Consigne A:
Citez mot pour mot le passage de l'article sur les barrages de Fos qui commence par les mots « Tous deux, comme » et se termine par « qu’il était CRS. ».
Consigne B:
Dans les relevés, renommez « folder-open-location-icon » en « folder-location-icon » dans les lignes allant de celle qui contient « results-pane: 가장 정확 » à celle qui contient « open-external-icon bbox=[381, 263, 401, 283] », toutes deux incluses. Recopiez uniquement ces lignes, sans aucune autre modification.

Extrait source:

Pour la troisième journée consécutive, la zone industrielle de Fos, cœur d’activités du port de Marseille, vit au rythme des barrages filtrants des opposants au gouvernement. Et rares sont les usagers de la route à ne pas les assurer de leur sympathie. Dans la bretelle d’accès qui mène à la raffinerie Pétroinéos à Lavéra, aux abords de Martigues, des dizaines de camions sont arrêtés. Aucune tension dans l’air : les chauffeurs, sortis de leurs cabines, papotent tranquillement.

« On attend »

« Ça fait une heure qu’on est là… On attend », sourit l’un d’eux, chasuble fluorescente sur le dos. Les deux radars qui encadrent le viaduc de Caronte, gigantesque pont qui enjambe le canal de l’Etang de Berre, ont été mis hors service. L’un bombé à la peinture orange, l’autre affublé d’un gilet jaune. Vingt-cinq kilomètres plus loin, le rond-point de La Fossette, par lequel passent chaque jour des milliers de poids lourds transportant des containers débarqués sur le port de Marseille, est lui aussi filtré. On y circule véhicule par véhicule.

Entre les deux, Saint-Gervais concentre la plus grosse mobilisation. Ce lundi matin, à deux pas de la plage, une centaine de « gilets jaunes » monte la garde sur la RN 568, seule voie de liaison entre les terminaux du grand port maritime de Marseille (GPMM) et l’autoroute qui trace vers Lyon, l’Espagne ou l’Italie. Pour se réchauffer, on brûle des palettes et du bois mort, raflé dans les terrains vagues environnants. Le feu de camp dégage une épaisse fumée noire et fait fondre le goudron de la chaussée.

Un barrage filtrant à Fos-sur-Mer, lundi 19 novembre 2018. / GERARD JULIEN / AFP

« On est là depuis samedi et on restera là jusqu’à ce que le gouvernement donne des signes de faiblesse. On sait qu’en bloquant ici, on paralyse l’activité des entreprises implantées ici », assure fièrement Géraldine, 39 ans, mère de deux enfants, qui travaille comme « employée de logistique polyvalente » dans une société du secteur. « On tient le barrage, mais on va manger et se laver quand même », plaisante à ses côtés Robert, 71 ans, soudeur à la retraite.

« Moi, c’est Gilbert Macron »

Tous deux, comme la plupart des présents, assurent être là « parce qu’ils n’arrivent pas à joindre les deux bouts en fin de mois ». « La hausse du gasoil, c’est la goutte d’eau. On en a marre de tout », pointe Tim, solide rouquin venu de Mouriès, à une demi-heure de là. « On ne veut plus être des vaches à lait, l’Etat est le plus grand des proxénètes », entonne Gilbert, 74 ans qui rêve « d’une révolution ». Retraité lui aussi, il concède à demi-mot qu’il était CRS.

Relevés de la position des éléments:
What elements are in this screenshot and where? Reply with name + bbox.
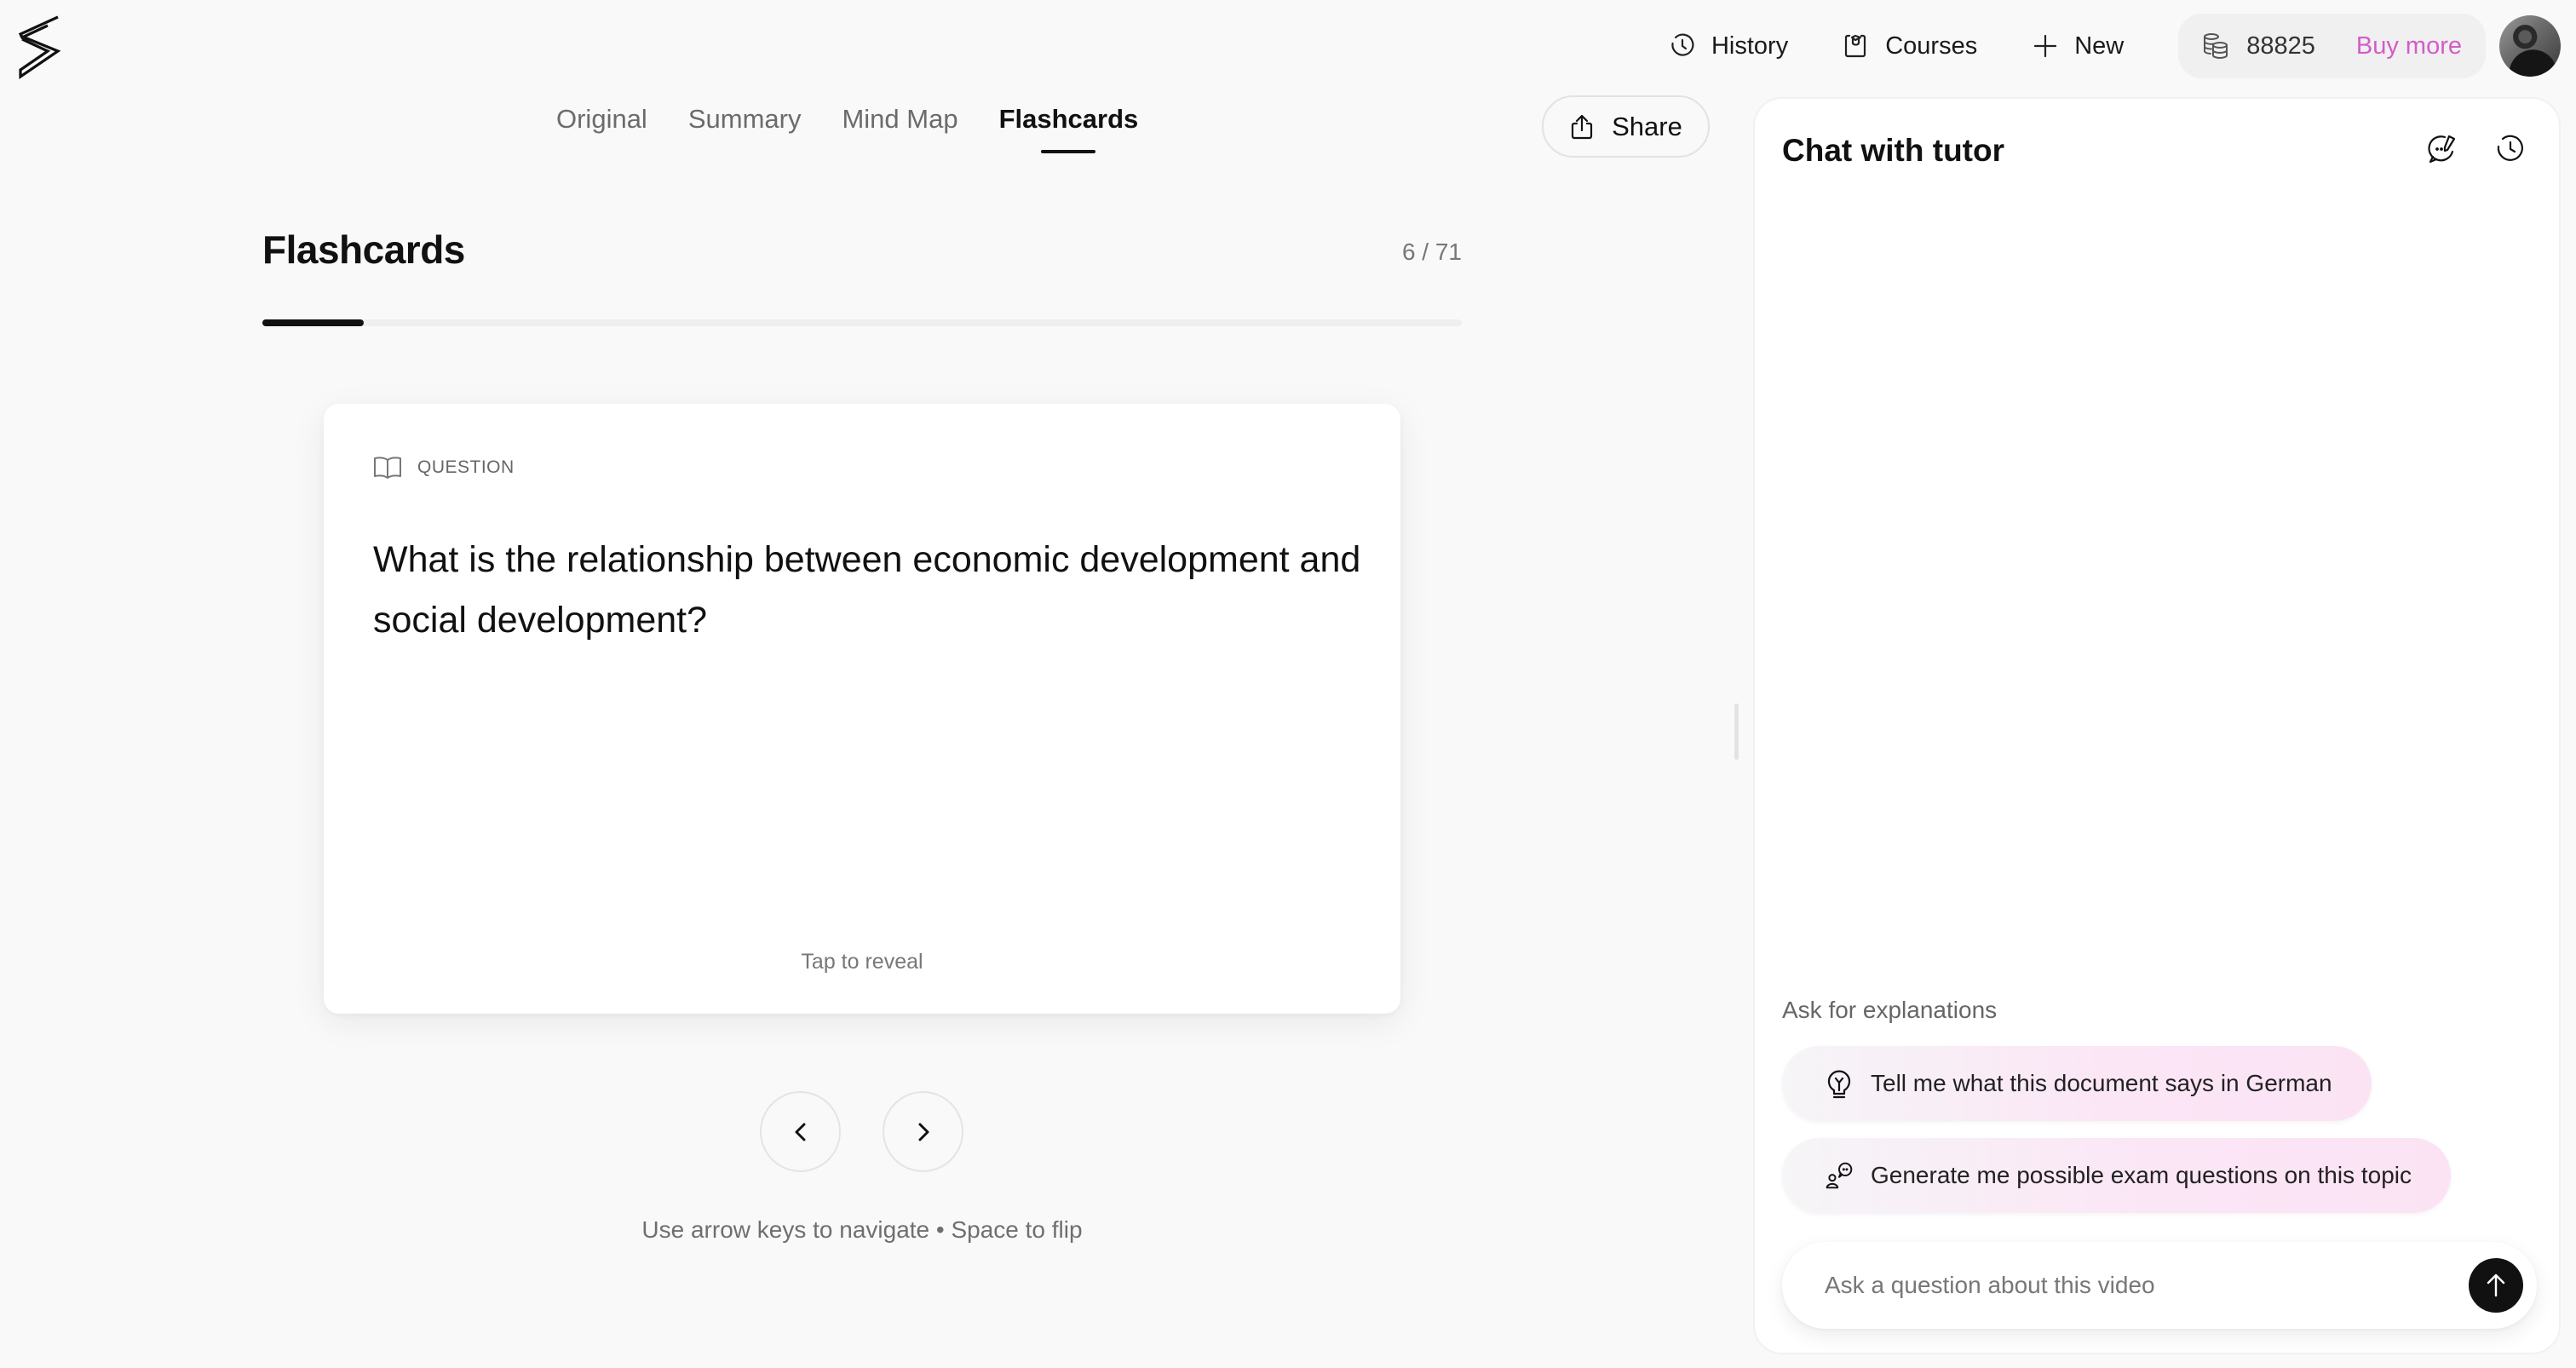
chevron-right-icon (918, 1123, 929, 1141)
top-navigation: History Courses New 88825 Buy more (1669, 14, 2561, 78)
chat-input[interactable] (1825, 1272, 2469, 1299)
keyboard-hint: Use arrow keys to navigate • Space to fl… (641, 1216, 1083, 1243)
credits-balance: 88825 (2246, 32, 2315, 60)
next-card-button[interactable] (883, 1091, 963, 1172)
chat-input-container (1782, 1242, 2537, 1329)
suggestion-text: Generate me possible exam questions on t… (1871, 1162, 2412, 1188)
card-type-label: QUESTION (373, 455, 515, 480)
history-label: History (1711, 32, 1789, 60)
previous-card-button[interactable] (760, 1091, 841, 1172)
suggestion-german-translation[interactable]: Tell me what this document says in Germa… (1782, 1046, 2372, 1121)
history-clock-icon (1671, 33, 1694, 56)
lightbulb-icon (1827, 1070, 1851, 1099)
share-upload-icon (1572, 114, 1593, 139)
share-button[interactable]: Share (1542, 95, 1710, 158)
courses-button[interactable]: Courses (1843, 32, 1977, 60)
open-book-icon (374, 457, 401, 479)
user-avatar[interactable] (2499, 15, 2561, 77)
coins-stack-icon (2204, 33, 2228, 59)
tab-summary[interactable]: Summary (688, 104, 802, 150)
view-tabs: Original Summary Mind Map Flashcards (556, 104, 1138, 150)
flashcard[interactable]: QUESTION What is the relationship betwee… (324, 404, 1400, 1014)
new-chat-icon (2428, 135, 2456, 164)
arrow-up-icon (2487, 1273, 2505, 1297)
send-button[interactable] (2469, 1258, 2523, 1313)
panel-resize-handle[interactable] (1734, 704, 1739, 760)
suggestion-text: Tell me what this document says in Germa… (1871, 1070, 2332, 1096)
courses-icon (1845, 34, 1866, 58)
suggestion-exam-questions[interactable]: Generate me possible exam questions on t… (1782, 1138, 2452, 1213)
buy-more-link[interactable]: Buy more (2356, 32, 2462, 60)
history-button[interactable]: History (1669, 32, 1788, 60)
chat-header-actions (2426, 133, 2527, 165)
page-title: Flashcards (262, 227, 465, 272)
chat-panel: Chat with tutor Ask for explanations Tel… (1753, 97, 2561, 1354)
person-speech-icon (1826, 1162, 1853, 1189)
card-counter: 6 / 71 (1401, 239, 1462, 265)
new-button[interactable]: New (2032, 32, 2124, 60)
app-logo[interactable] (15, 14, 66, 80)
card-type-text: QUESTION (417, 457, 515, 477)
progress-bar (262, 319, 1462, 326)
courses-label: Courses (1885, 32, 1978, 60)
chat-history-icon (2497, 135, 2523, 161)
card-question: What is the relationship between economi… (373, 539, 1361, 641)
new-chat-button[interactable] (2426, 133, 2458, 165)
plus-icon (2034, 34, 2057, 58)
tab-mind-map[interactable]: Mind Map (842, 104, 957, 150)
suggestions-label: Ask for explanations (1782, 997, 1998, 1023)
chat-title: Chat with tutor (1782, 133, 2005, 168)
lightning-s-logo-icon (18, 15, 61, 80)
tab-original[interactable]: Original (556, 104, 647, 150)
tab-flashcards[interactable]: Flashcards (999, 104, 1139, 150)
progress-fill (262, 319, 364, 326)
new-label: New (2074, 32, 2125, 60)
credits-pill: 88825 Buy more (2178, 14, 2486, 78)
chevron-left-icon (795, 1123, 805, 1141)
chat-history-button[interactable] (2494, 133, 2527, 165)
tap-to-reveal-hint: Tap to reveal (801, 950, 923, 974)
share-label: Share (1612, 111, 1682, 141)
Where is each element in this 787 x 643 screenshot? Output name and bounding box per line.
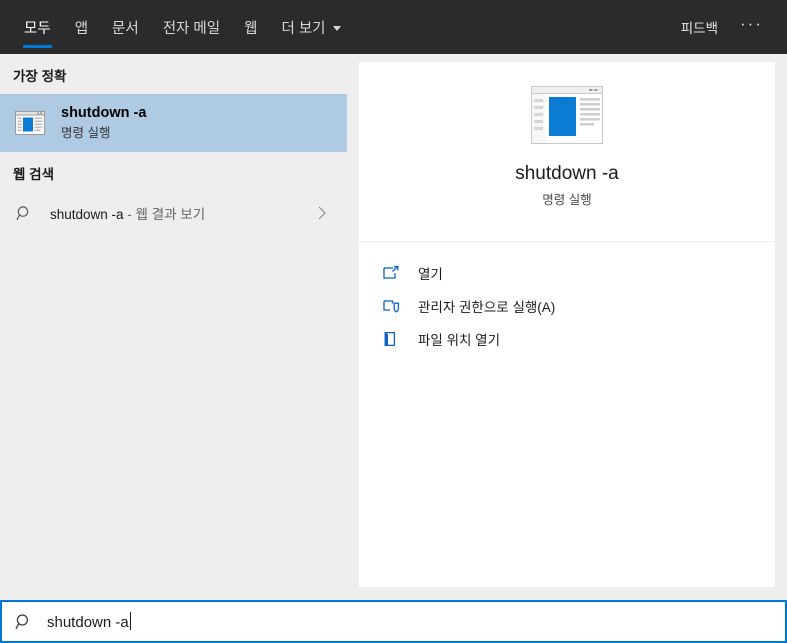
results-pane: 가장 정확 shutdown -a 명령 실행 웹 검색 shutdown -a… bbox=[0, 54, 347, 595]
search-header-bar: 모두 앱 문서 전자 메일 웹 더 보기 피드백 ··· bbox=[0, 0, 787, 54]
action-open-label: 열기 bbox=[418, 266, 443, 282]
action-run-as-admin[interactable]: 관리자 권한으로 실행(A) bbox=[359, 289, 775, 322]
folder-open-location-icon bbox=[381, 329, 401, 349]
open-external-icon bbox=[381, 263, 401, 283]
search-content-area: 가장 정확 shutdown -a 명령 실행 웹 검색 shutdown -a… bbox=[0, 54, 787, 595]
preview-hero: shutdown -a 명령 실행 bbox=[359, 62, 775, 242]
web-result-label: shutdown -a - 웹 결과 보기 bbox=[50, 203, 205, 223]
chevron-right-icon bbox=[313, 204, 331, 222]
tab-all-label: 모두 bbox=[24, 20, 51, 37]
result-item-subtitle: 명령 실행 bbox=[61, 126, 111, 140]
search-input-value: shutdown -a bbox=[47, 614, 129, 631]
run-command-icon bbox=[13, 106, 47, 140]
web-result-query: shutdown -a bbox=[50, 207, 124, 222]
run-command-large-icon bbox=[531, 86, 603, 144]
tab-more[interactable]: 더 보기 bbox=[269, 0, 352, 54]
search-icon bbox=[13, 202, 35, 224]
best-match-group-header: 가장 정확 bbox=[13, 69, 67, 84]
windows-search-flyout: 모두 앱 문서 전자 메일 웹 더 보기 피드백 ··· 가장 정확 shutd… bbox=[0, 0, 787, 643]
pane-gap-right bbox=[775, 54, 787, 595]
tab-web-label: 웹 bbox=[244, 20, 258, 37]
text-cursor bbox=[129, 612, 131, 630]
result-item-best-match[interactable]: shutdown -a 명령 실행 bbox=[0, 94, 347, 152]
web-result-suffix: 웹 결과 보기 bbox=[135, 207, 206, 222]
pane-gap-left bbox=[347, 54, 359, 595]
web-search-group-header: 웹 검색 bbox=[13, 167, 55, 182]
search-icon bbox=[14, 612, 34, 632]
tab-apps[interactable]: 앱 bbox=[63, 0, 100, 54]
result-item-title: shutdown -a bbox=[61, 105, 147, 121]
chevron-down-icon bbox=[332, 25, 341, 31]
tab-more-label: 더 보기 bbox=[281, 20, 326, 37]
feedback-button[interactable]: 피드백 bbox=[669, 11, 730, 43]
preview-subtitle: 명령 실행 bbox=[542, 193, 592, 207]
preview-title: shutdown -a bbox=[515, 163, 619, 184]
preview-actions: 열기 관리자 권한으로 실행(A) 파일 위치 열기 bbox=[359, 242, 775, 355]
tab-web[interactable]: 웹 bbox=[232, 0, 269, 54]
web-result-separator: - bbox=[123, 207, 136, 222]
result-item-text: shutdown -a 명령 실행 bbox=[61, 104, 146, 142]
action-open-file-location[interactable]: 파일 위치 열기 bbox=[359, 322, 775, 355]
action-run-as-admin-label: 관리자 권한으로 실행(A) bbox=[418, 299, 556, 315]
tab-apps-label: 앱 bbox=[74, 20, 89, 37]
action-open-file-location-label: 파일 위치 열기 bbox=[418, 332, 501, 348]
tab-all[interactable]: 모두 bbox=[12, 0, 63, 54]
tab-email[interactable]: 전자 메일 bbox=[151, 0, 232, 54]
more-options-icon[interactable]: ··· bbox=[730, 15, 773, 38]
search-input-container[interactable]: shutdown -a bbox=[0, 600, 787, 643]
tab-documents-label: 문서 bbox=[112, 20, 139, 37]
tab-documents[interactable]: 문서 bbox=[100, 0, 151, 54]
header-actions: 피드백 ··· bbox=[669, 0, 787, 54]
search-input[interactable]: shutdown -a bbox=[47, 612, 131, 631]
shield-run-as-admin-icon bbox=[381, 296, 401, 316]
web-result-item[interactable]: shutdown -a - 웹 결과 보기 bbox=[0, 192, 347, 234]
preview-pane: shutdown -a 명령 실행 열기 관리자 권한으로 실행(A) 파일 위… bbox=[359, 62, 775, 587]
tab-email-label: 전자 메일 bbox=[162, 20, 221, 37]
search-tab-list: 모두 앱 문서 전자 메일 웹 더 보기 bbox=[0, 0, 353, 54]
action-open[interactable]: 열기 bbox=[359, 256, 775, 289]
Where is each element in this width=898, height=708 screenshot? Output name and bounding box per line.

Réponse A:
Tous deux, comme la plupart des présents, assurent être là « parce qu’ils n’arrivent pas à joindre les deux bouts en fin de mois ». « La hausse du gasoil, c’est la goutte d’eau. On en a marre de tout », pointe Tim, solide rouquin venu de Mouriès, à une demi-heure de là. « On ne veut plus être des vaches à lait, l’Etat est le plus grand des proxénètes », entonne Gilbert, 74 ans qui rêve « d’une révolution ». Retraité lui aussi, il concède à demi-mot qu’il était CRS.

Réponse B:
results-pane: 가장 정확 shutdown -a 명령 실행 웹 검색 shutdown -a… bbox=[0, 54, 347, 595]
search-header-bar: 모두 앱 문서 전자 메일 웹 더 보기 피드백 ··· bbox=[0, 0, 787, 54]
action-open-label: 열기 bbox=[418, 266, 443, 282]
action-run-as-admin[interactable]: 관리자 권한으로 실행(A) bbox=[359, 289, 775, 322]
folder-location-icon bbox=[381, 329, 401, 349]
open-external-icon bbox=[381, 263, 401, 283]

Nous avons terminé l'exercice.